---------- Stored records

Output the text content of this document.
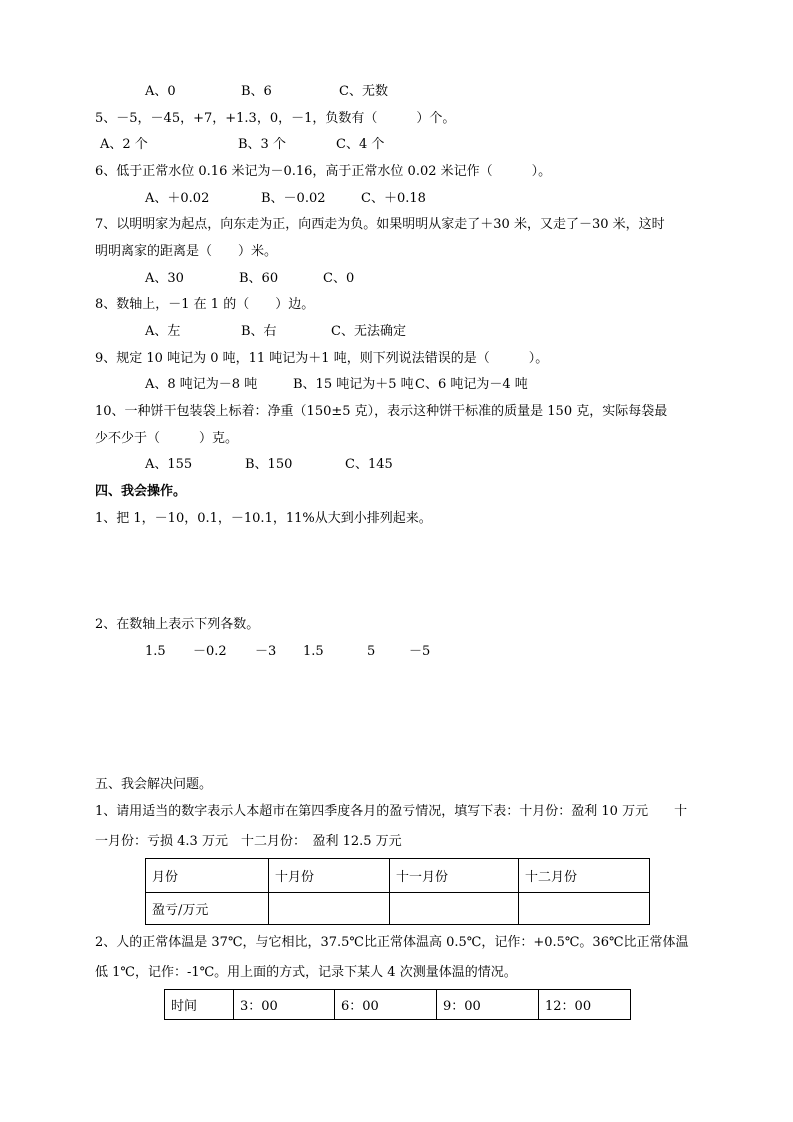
A、0	B、6	C、无数
5、－5，－45，+7，+1.3，0，－1，负数有（　　　）个。
A、2 个	B、3 个	C、4 个
6、低于正常水位 0.16 米记为－0.16，高于正常水位 0.02 米记作（　　　）。
A、＋0.02	B、－0.02	C、＋0.18
7、以明明家为起点，向东走为正，向西走为负。如果明明从家走了＋30 米，又走了－30 米，这时
明明离家的距离是（　　）米。
A、30	B、60	C、0
8、数轴上，－1 在 1 的（　　）边。
A、左	B、右	C、无法确定
9、规定 10 吨记为 0 吨，11 吨记为＋1 吨，则下列说法错误的是（　　　）。
A、8 吨记为－8 吨	B、15 吨记为＋5 吨C、6 吨记为－4 吨
10、一种饼干包装袋上标着：净重（150±5 克），表示这种饼干标准的质量是 150 克，实际每袋最
少不少于（　　　）克。
A、155	B、150	C、145
四、我会操作。
1、把 1，－10，0.1，－10.1，11%从大到小排列起来。
2、在数轴上表示下列各数。
1.5 －0.2 －3 1.5	5	－5
五、我会解决问题。
1、请用适当的数字表示人本超市在第四季度各月的盈亏情况，填写下表：十月份：盈利 10 万元　　十
一月份：亏损 4.3 万元　十二月份：　盈利 12.5 万元
月份	十月份	十一月份	十二月份
盈亏/万元			
2、人的正常体温是 37℃，与它相比，37.5℃比正常体温高 0.5℃，记作：+0.5℃。36℃比正常体温
低 1℃，记作：-1℃。用上面的方式，记录下某人 4 次测量体温的情况。
时间	3：00	6：00	9：00	12：00
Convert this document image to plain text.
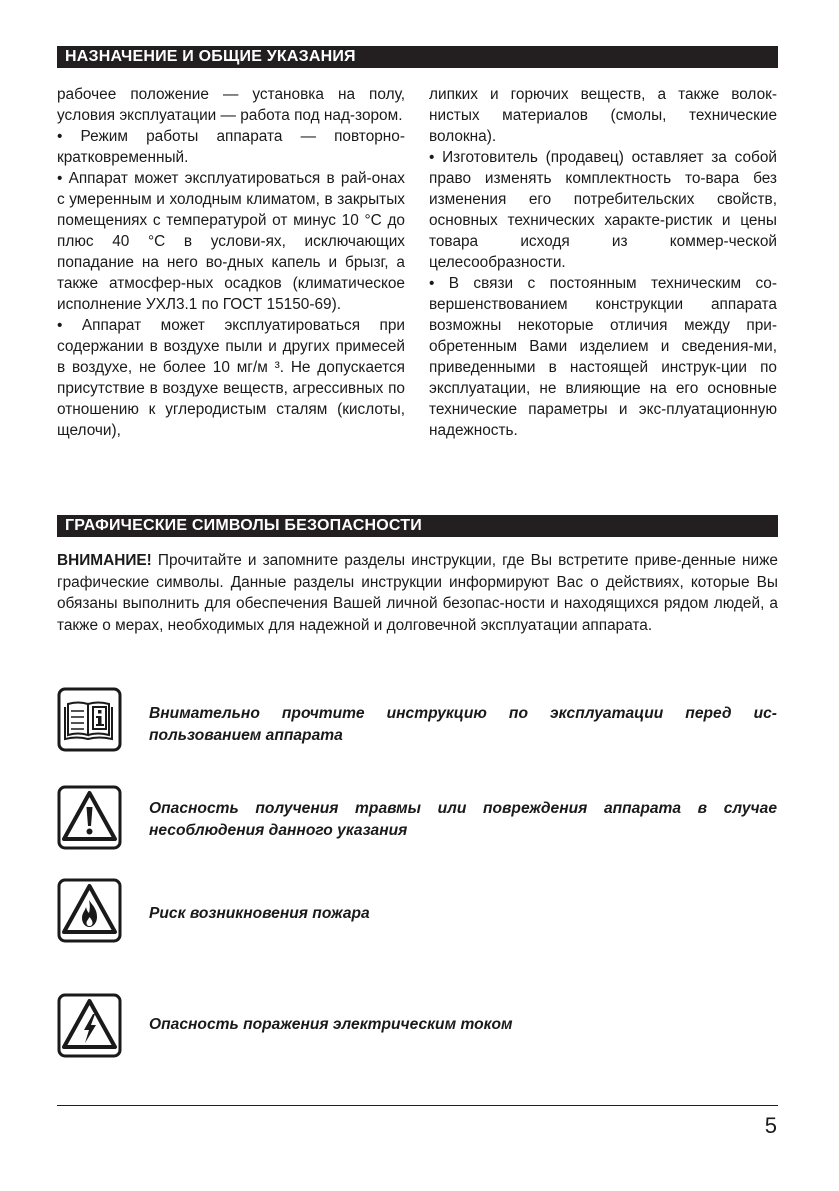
НАЗНАЧЕНИЕ И ОБЩИЕ УКАЗАНИЯ

рабочее положение — установка на полу, условия эксплуатации — работа под над-зором.

• Режим работы аппарата — повторно-кратковременный.

• Аппарат может эксплуатироваться в рай-онах с умеренным и холодным климатом, в закрытых помещениях с температурой от минус 10 °С до плюс 40 °С в услови-ях, исключающих попадание на него во-дных капель и брызг, а также атмосфер-ных осадков (климатическое исполнение УХЛ3.1 по ГОСТ 15150-69).

• Аппарат может эксплуатироваться при содержании в воздухе пыли и других примесей в воздухе, не более 10 мг/м ³. Не допускается присутствие в воздухе веществ, агрессивных по отношению к углеродистым сталям (кислоты, щелочи),

липких и горючих веществ, а также волок-нистых материалов (смолы, технические волокна).

• Изготовитель (продавец) оставляет за собой право изменять комплектность то-вара без изменения его потребительских свойств, основных технических характе-ристик и цены товара исходя из коммер-ческой целесообразности.

• В связи с постоянным техническим со-вершенствованием конструкции аппарата возможны некоторые отличия между при-обретенным Вами изделием и сведения-ми, приведенными в настоящей инструк-ции по эксплуатации, не влияющие на его основные технические параметры и экс-плуатационную надежность.

ГРАФИЧЕСКИЕ СИМВОЛЫ БЕЗОПАСНОСТИ
ВНИМАНИЕ! Прочитайте и запомните разделы инструкции, где Вы встретите приве-денные ниже графические символы. Данные разделы инструкции информируют Вас о действиях, которые Вы обязаны выполнить для обеспечения Вашей личной безопас-ности и находящихся рядом людей, а также о мерах, необходимых для надежной и долговечной эксплуатации аппарата.
Внимательно прочтите инструкцию по эксплуатации перед ис-пользованием аппарата
Опасность получения травмы или повреждения аппарата в случае несоблюдения данного указания
Риск возникновения пожара
Опасность поражения электрическим током
5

--------------------

Task description |
Give back all entries exactly. No pictures belong in the copy.

Answer to the problem |
Output the text content of this document.
A、0	B、6	C、无数
5、－5，－45，+7，+1.3，0，－1，负数有（　　　）个。
A、2 个	B、3 个	C、4 个
6、低于正常水位 0.16 米记为－0.16，高于正常水位 0.02 米记作（　　　）。
A、＋0.02	B、－0.02	C、＋0.18
7、以明明家为起点，向东走为正，向西走为负。如果明明从家走了＋30 米，又走了－30 米，这时
明明离家的距离是（　　）米。
A、30	B、60	C、0
8、数轴上，－1 在 1 的（　　）边。
A、左	B、右	C、无法确定
9、规定 10 吨记为 0 吨，11 吨记为＋1 吨，则下列说法错误的是（　　　）。
A、8 吨记为－8 吨	B、15 吨记为＋5 吨C、6 吨记为－4 吨
10、一种饼干包装袋上标着：净重（150±5 克），表示这种饼干标准的质量是 150 克，实际每袋最
少不少于（　　　）克。
A、155	B、150	C、145
四、我会操作。
1、把 1，－10，0.1，－10.1，11%从大到小排列起来。
2、在数轴上表示下列各数。
1.5 －0.2 －3 1.5	5	－5
五、我会解决问题。
1、请用适当的数字表示人本超市在第四季度各月的盈亏情况，填写下表：十月份：盈利 10 万元　　十
一月份：亏损 4.3 万元　十二月份：　盈利 12.5 万元
月份	十月份	十一月份	十二月份
盈亏/万元			
2、人的正常体温是 37℃，与它相比，37.5℃比正常体温高 0.5℃，记作：+0.5℃。36℃比正常体温
低 1℃，记作：-1℃。用上面的方式，记录下某人 4 次测量体温的情况。
时间	3：00	6：00	9：00	12：00
Convert this document image to plain text.
НАЗНАЧЕНИЕ И ОБЩИЕ УКАЗАНИЯ

рабочее положение — установка на полу, условия эксплуатации — работа под над-зором.

• Режим работы аппарата — повторно-кратковременный.

• Аппарат может эксплуатироваться в рай-онах с умеренным и холодным климатом, в закрытых помещениях с температурой от минус 10 °С до плюс 40 °С в услови-ях, исключающих попадание на него во-дных капель и брызг, а также атмосфер-ных осадков (климатическое исполнение УХЛ3.1 по ГОСТ 15150-69).

• Аппарат может эксплуатироваться при содержании в воздухе пыли и других примесей в воздухе, не более 10 мг/м ³. Не допускается присутствие в воздухе веществ, агрессивных по отношению к углеродистым сталям (кислоты, щелочи),

липких и горючих веществ, а также волок-нистых материалов (смолы, технические волокна).

• Изготовитель (продавец) оставляет за собой право изменять комплектность то-вара без изменения его потребительских свойств, основных технических характе-ристик и цены товара исходя из коммер-ческой целесообразности.

• В связи с постоянным техническим со-вершенствованием конструкции аппарата возможны некоторые отличия между при-обретенным Вами изделием и сведения-ми, приведенными в настоящей инструк-ции по эксплуатации, не влияющие на его основные технические параметры и экс-плуатационную надежность.

ГРАФИЧЕСКИЕ СИМВОЛЫ БЕЗОПАСНОСТИ
ВНИМАНИЕ! Прочитайте и запомните разделы инструкции, где Вы встретите приве-денные ниже графические символы. Данные разделы инструкции информируют Вас о действиях, которые Вы обязаны выполнить для обеспечения Вашей личной безопас-ности и находящихся рядом людей, а также о мерах, необходимых для надежной и долговечной эксплуатации аппарата.
Внимательно прочтите инструкцию по эксплуатации перед ис-пользованием аппарата
Опасность получения травмы или повреждения аппарата в случае несоблюдения данного указания
Риск возникновения пожара
Опасность поражения электрическим током
5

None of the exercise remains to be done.